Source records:
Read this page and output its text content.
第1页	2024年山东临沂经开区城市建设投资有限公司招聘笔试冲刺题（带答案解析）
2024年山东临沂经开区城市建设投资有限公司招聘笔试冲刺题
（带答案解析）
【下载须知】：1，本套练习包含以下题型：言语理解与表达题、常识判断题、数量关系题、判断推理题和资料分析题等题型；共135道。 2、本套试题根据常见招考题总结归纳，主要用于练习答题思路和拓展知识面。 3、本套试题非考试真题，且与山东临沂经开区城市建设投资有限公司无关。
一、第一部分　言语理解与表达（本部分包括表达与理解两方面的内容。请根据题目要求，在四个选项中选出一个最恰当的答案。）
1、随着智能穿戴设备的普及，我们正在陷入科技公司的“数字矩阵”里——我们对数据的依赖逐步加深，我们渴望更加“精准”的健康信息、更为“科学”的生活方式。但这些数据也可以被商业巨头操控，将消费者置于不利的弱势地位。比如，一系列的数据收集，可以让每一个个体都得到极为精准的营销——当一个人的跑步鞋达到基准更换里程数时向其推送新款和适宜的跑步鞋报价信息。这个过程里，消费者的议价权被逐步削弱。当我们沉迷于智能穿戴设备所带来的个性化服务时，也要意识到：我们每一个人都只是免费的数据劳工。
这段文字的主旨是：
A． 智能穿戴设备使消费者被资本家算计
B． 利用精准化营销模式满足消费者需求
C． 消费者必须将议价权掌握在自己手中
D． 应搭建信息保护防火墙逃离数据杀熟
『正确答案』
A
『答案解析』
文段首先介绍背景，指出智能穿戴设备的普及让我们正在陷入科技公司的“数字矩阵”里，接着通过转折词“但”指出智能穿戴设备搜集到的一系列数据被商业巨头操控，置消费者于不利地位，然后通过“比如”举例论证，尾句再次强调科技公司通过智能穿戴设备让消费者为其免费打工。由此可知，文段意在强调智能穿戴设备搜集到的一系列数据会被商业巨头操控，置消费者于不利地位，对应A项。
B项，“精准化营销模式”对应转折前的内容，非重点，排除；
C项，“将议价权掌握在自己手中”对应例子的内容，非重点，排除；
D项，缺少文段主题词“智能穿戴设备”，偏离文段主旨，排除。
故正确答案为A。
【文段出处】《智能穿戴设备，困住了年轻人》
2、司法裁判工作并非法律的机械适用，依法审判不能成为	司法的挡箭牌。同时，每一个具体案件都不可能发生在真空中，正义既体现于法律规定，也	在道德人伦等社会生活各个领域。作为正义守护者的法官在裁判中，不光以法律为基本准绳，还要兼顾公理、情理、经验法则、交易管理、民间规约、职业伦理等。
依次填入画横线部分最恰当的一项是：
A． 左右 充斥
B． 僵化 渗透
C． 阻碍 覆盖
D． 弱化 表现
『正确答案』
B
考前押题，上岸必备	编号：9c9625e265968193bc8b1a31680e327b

> _Given request_
Check each line of the listing above for the string "带答案解析", then report only how many lines have it.

> _Task output_
2